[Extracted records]
-- begin --
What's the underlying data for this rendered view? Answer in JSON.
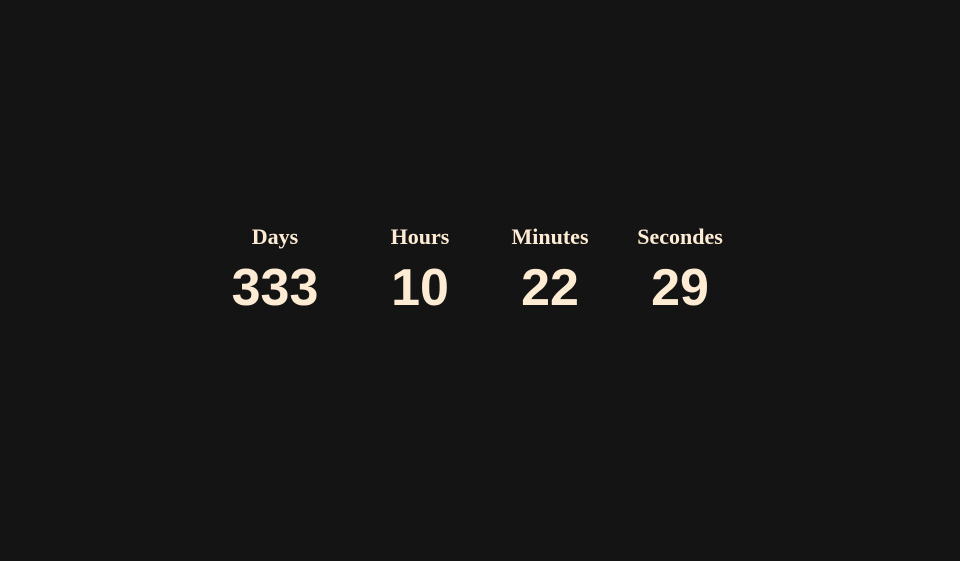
{
  "countdown": {
    "days": {
      "label": "Days",
      "value": "333"
    },
    "hours": {
      "label": "Hours",
      "value": "10"
    },
    "minutes": {
      "label": "Minutes",
      "value": "22"
    },
    "seconds": {
      "label": "Secondes",
      "value": "29"
    }
  },
  "colors": {
    "background": "#141414",
    "text": "#fdebd3"
  }
}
-- end --
- [Directions] Without including any picture, repeat the data exactly.

- [Answer to the problem]
What's the underlying data for this rendered view? Answer in JSON.
{
  "countdown": {
    "days": {
      "label": "Days",
      "value": "333"
    },
    "hours": {
      "label": "Hours",
      "value": "10"
    },
    "minutes": {
      "label": "Minutes",
      "value": "22"
    },
    "seconds": {
      "label": "Secondes",
      "value": "29"
    }
  },
  "colors": {
    "background": "#141414",
    "text": "#fdebd3"
  }
}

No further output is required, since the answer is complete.